Records from a data collection:
* start *

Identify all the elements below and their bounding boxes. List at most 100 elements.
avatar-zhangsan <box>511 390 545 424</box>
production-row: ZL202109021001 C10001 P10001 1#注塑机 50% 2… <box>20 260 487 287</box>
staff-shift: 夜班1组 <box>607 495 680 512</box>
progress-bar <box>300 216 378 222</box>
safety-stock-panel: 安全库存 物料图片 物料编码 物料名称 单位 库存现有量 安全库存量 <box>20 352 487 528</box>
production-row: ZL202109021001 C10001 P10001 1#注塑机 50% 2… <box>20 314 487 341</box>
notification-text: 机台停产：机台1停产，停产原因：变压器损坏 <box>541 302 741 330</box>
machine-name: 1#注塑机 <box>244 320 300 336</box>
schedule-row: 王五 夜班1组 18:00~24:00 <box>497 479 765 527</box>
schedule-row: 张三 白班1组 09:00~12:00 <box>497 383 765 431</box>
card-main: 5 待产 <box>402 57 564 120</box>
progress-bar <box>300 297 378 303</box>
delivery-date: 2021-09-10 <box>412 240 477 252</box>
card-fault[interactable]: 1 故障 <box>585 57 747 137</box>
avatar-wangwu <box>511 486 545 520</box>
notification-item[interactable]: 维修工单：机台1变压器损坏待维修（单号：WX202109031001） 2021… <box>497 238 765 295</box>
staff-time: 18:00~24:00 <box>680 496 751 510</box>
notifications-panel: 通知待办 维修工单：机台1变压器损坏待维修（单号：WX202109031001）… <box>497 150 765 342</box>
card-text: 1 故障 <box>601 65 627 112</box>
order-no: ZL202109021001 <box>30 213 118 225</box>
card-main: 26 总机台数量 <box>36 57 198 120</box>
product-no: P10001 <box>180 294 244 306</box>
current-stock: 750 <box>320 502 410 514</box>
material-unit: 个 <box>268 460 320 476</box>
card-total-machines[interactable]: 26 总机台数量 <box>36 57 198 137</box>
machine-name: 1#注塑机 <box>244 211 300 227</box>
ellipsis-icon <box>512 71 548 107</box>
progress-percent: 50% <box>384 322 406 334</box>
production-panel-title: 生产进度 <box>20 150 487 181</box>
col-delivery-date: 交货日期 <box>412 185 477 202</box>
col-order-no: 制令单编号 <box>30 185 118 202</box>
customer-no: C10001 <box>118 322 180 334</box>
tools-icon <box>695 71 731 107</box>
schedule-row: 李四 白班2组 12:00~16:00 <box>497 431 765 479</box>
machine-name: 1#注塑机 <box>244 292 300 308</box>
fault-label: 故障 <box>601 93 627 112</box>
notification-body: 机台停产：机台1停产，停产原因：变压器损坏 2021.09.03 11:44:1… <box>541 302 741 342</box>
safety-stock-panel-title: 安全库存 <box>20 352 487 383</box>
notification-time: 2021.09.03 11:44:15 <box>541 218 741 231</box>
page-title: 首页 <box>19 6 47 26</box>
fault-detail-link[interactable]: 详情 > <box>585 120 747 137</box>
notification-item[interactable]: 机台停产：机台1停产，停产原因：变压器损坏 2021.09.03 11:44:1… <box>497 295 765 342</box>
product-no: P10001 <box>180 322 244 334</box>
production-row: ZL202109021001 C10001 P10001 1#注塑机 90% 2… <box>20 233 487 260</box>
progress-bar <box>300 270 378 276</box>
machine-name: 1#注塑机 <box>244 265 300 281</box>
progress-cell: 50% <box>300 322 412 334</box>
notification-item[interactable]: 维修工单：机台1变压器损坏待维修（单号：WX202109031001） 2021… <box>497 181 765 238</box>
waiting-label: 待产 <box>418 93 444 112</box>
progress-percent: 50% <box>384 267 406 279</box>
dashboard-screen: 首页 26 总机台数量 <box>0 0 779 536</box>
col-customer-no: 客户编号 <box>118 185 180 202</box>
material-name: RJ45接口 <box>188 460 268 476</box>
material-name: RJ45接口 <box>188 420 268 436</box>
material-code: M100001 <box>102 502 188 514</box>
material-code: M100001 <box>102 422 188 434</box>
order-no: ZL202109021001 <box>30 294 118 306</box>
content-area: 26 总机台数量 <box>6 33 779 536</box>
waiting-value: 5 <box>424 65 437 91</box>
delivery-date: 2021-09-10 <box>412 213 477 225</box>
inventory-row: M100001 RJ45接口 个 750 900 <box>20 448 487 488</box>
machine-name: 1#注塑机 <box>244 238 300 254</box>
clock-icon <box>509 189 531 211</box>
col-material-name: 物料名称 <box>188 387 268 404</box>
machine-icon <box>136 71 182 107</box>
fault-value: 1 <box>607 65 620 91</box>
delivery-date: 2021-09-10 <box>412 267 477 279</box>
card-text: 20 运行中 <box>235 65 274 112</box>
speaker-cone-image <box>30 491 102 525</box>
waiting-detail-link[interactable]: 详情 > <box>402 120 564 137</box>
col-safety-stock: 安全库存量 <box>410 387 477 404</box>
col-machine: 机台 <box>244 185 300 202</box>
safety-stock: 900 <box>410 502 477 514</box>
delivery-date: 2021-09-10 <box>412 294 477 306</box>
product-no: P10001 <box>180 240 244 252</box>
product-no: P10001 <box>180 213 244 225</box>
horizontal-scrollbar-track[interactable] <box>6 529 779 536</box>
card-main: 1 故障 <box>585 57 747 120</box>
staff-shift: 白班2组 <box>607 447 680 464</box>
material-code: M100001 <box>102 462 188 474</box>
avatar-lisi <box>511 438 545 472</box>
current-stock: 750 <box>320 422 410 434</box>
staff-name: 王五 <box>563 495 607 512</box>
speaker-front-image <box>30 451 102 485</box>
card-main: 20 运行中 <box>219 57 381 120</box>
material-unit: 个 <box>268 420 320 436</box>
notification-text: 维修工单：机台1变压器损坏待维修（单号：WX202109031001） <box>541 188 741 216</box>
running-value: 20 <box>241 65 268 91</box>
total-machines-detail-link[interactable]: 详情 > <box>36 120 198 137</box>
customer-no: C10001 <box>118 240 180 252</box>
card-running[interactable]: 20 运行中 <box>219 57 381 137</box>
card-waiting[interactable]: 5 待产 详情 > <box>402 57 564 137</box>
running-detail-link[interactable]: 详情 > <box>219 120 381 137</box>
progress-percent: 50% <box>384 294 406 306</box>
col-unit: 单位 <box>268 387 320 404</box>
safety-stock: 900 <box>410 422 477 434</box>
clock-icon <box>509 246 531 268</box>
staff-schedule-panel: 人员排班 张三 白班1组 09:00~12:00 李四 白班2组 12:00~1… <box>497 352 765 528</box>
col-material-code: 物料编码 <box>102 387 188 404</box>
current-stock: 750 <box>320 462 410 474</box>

* end *

Return every line of the items above without changing anything.

Identify all the elements below and their bounding boxes. List at most 100 elements.
avatar-zhangsan <box>511 390 545 424</box>
production-row: ZL202109021001 C10001 P10001 1#注塑机 50% 2… <box>20 260 487 287</box>
staff-shift: 夜班1组 <box>607 495 680 512</box>
progress-bar <box>300 216 378 222</box>
safety-stock-panel: 安全库存 物料图片 物料编码 物料名称 单位 库存现有量 安全库存量 <box>20 352 487 528</box>
production-row: ZL202109021001 C10001 P10001 1#注塑机 50% 2… <box>20 314 487 341</box>
notification-text: 机台停产：机台1停产，停产原因：变压器损坏 <box>541 302 741 330</box>
machine-name: 1#注塑机 <box>244 320 300 336</box>
schedule-row: 王五 夜班1组 18:00~24:00 <box>497 479 765 527</box>
schedule-row: 张三 白班1组 09:00~12:00 <box>497 383 765 431</box>
card-main: 5 待产 <box>402 57 564 120</box>
progress-bar <box>300 297 378 303</box>
delivery-date: 2021-09-10 <box>412 240 477 252</box>
card-fault[interactable]: 1 故障 <box>585 57 747 137</box>
avatar-wangwu <box>511 486 545 520</box>
notification-item[interactable]: 维修工单：机台1变压器损坏待维修（单号：WX202109031001） 2021… <box>497 238 765 295</box>
staff-time: 18:00~24:00 <box>680 496 751 510</box>
notifications-panel: 通知待办 维修工单：机台1变压器损坏待维修（单号：WX202109031001）… <box>497 150 765 342</box>
card-text: 1 故障 <box>601 65 627 112</box>
order-no: ZL202109021001 <box>30 213 118 225</box>
card-main: 26 总机台数量 <box>36 57 198 120</box>
product-no: P10001 <box>180 294 244 306</box>
current-stock: 750 <box>320 502 410 514</box>
material-unit: 个 <box>268 460 320 476</box>
card-total-machines[interactable]: 26 总机台数量 <box>36 57 198 137</box>
machine-name: 1#注塑机 <box>244 211 300 227</box>
ellipsis-icon <box>512 71 548 107</box>
progress-percent: 50% <box>384 322 406 334</box>
production-panel-title: 生产进度 <box>20 150 487 181</box>
col-delivery-date: 交货日期 <box>412 185 477 202</box>
col-order-no: 制令单编号 <box>30 185 118 202</box>
customer-no: C10001 <box>118 322 180 334</box>
tools-icon <box>695 71 731 107</box>
schedule-row: 李四 白班2组 12:00~16:00 <box>497 431 765 479</box>
machine-name: 1#注塑机 <box>244 292 300 308</box>
fault-label: 故障 <box>601 93 627 112</box>
notification-body: 机台停产：机台1停产，停产原因：变压器损坏 2021.09.03 11:44:1… <box>541 302 741 342</box>
safety-stock-panel-title: 安全库存 <box>20 352 487 383</box>
notification-time: 2021.09.03 11:44:15 <box>541 218 741 231</box>
page-title: 首页 <box>19 6 47 26</box>
fault-detail-link[interactable]: 详情 > <box>585 120 747 137</box>
notification-item[interactable]: 机台停产：机台1停产，停产原因：变压器损坏 2021.09.03 11:44:1… <box>497 295 765 342</box>
product-no: P10001 <box>180 322 244 334</box>
production-row: ZL202109021001 C10001 P10001 1#注塑机 90% 2… <box>20 233 487 260</box>
progress-bar <box>300 270 378 276</box>
machine-name: 1#注塑机 <box>244 265 300 281</box>
progress-cell: 50% <box>300 322 412 334</box>
notification-item[interactable]: 维修工单：机台1变压器损坏待维修（单号：WX202109031001） 2021… <box>497 181 765 238</box>
waiting-label: 待产 <box>418 93 444 112</box>
progress-percent: 50% <box>384 267 406 279</box>
dashboard-screen: 首页 26 总机台数量 <box>0 0 779 536</box>
col-customer-no: 客户编号 <box>118 185 180 202</box>
material-name: RJ45接口 <box>188 460 268 476</box>
material-name: RJ45接口 <box>188 420 268 436</box>
material-code: M100001 <box>102 502 188 514</box>
material-code: M100001 <box>102 422 188 434</box>
order-no: ZL202109021001 <box>30 294 118 306</box>
content-area: 26 总机台数量 <box>6 33 779 536</box>
waiting-value: 5 <box>424 65 437 91</box>
delivery-date: 2021-09-10 <box>412 213 477 225</box>
inventory-row: M100001 RJ45接口 个 750 900 <box>20 448 487 488</box>
machine-name: 1#注塑机 <box>244 238 300 254</box>
clock-icon <box>509 189 531 211</box>
col-material-name: 物料名称 <box>188 387 268 404</box>
machine-icon <box>136 71 182 107</box>
fault-value: 1 <box>607 65 620 91</box>
delivery-date: 2021-09-10 <box>412 267 477 279</box>
card-text: 20 运行中 <box>235 65 274 112</box>
speaker-cone-image <box>30 491 102 525</box>
waiting-detail-link[interactable]: 详情 > <box>402 120 564 137</box>
col-safety-stock: 安全库存量 <box>410 387 477 404</box>
col-machine: 机台 <box>244 185 300 202</box>
safety-stock: 900 <box>410 502 477 514</box>
delivery-date: 2021-09-10 <box>412 294 477 306</box>
product-no: P10001 <box>180 240 244 252</box>
product-no: P10001 <box>180 213 244 225</box>
horizontal-scrollbar-track[interactable] <box>6 529 779 536</box>
card-main: 1 故障 <box>585 57 747 120</box>
staff-shift: 白班2组 <box>607 447 680 464</box>
material-code: M100001 <box>102 462 188 474</box>
avatar-lisi <box>511 438 545 472</box>
current-stock: 750 <box>320 422 410 434</box>
staff-name: 王五 <box>563 495 607 512</box>
speaker-front-image <box>30 451 102 485</box>
card-main: 20 运行中 <box>219 57 381 120</box>
material-unit: 个 <box>268 420 320 436</box>
notification-text: 维修工单：机台1变压器损坏待维修（单号：WX202109031001） <box>541 188 741 216</box>
running-value: 20 <box>241 65 268 91</box>
total-machines-detail-link[interactable]: 详情 > <box>36 120 198 137</box>
customer-no: C10001 <box>118 240 180 252</box>
card-running[interactable]: 20 运行中 <box>219 57 381 137</box>
card-waiting[interactable]: 5 待产 详情 > <box>402 57 564 137</box>
running-detail-link[interactable]: 详情 > <box>219 120 381 137</box>
progress-percent: 50% <box>384 294 406 306</box>
col-unit: 单位 <box>268 387 320 404</box>
safety-stock: 900 <box>410 422 477 434</box>
clock-icon <box>509 246 531 268</box>
staff-schedule-panel: 人员排班 张三 白班1组 09:00~12:00 李四 白班2组 12:00~1… <box>497 352 765 528</box>
col-material-code: 物料编码 <box>102 387 188 404</box>
current-stock: 750 <box>320 462 410 474</box>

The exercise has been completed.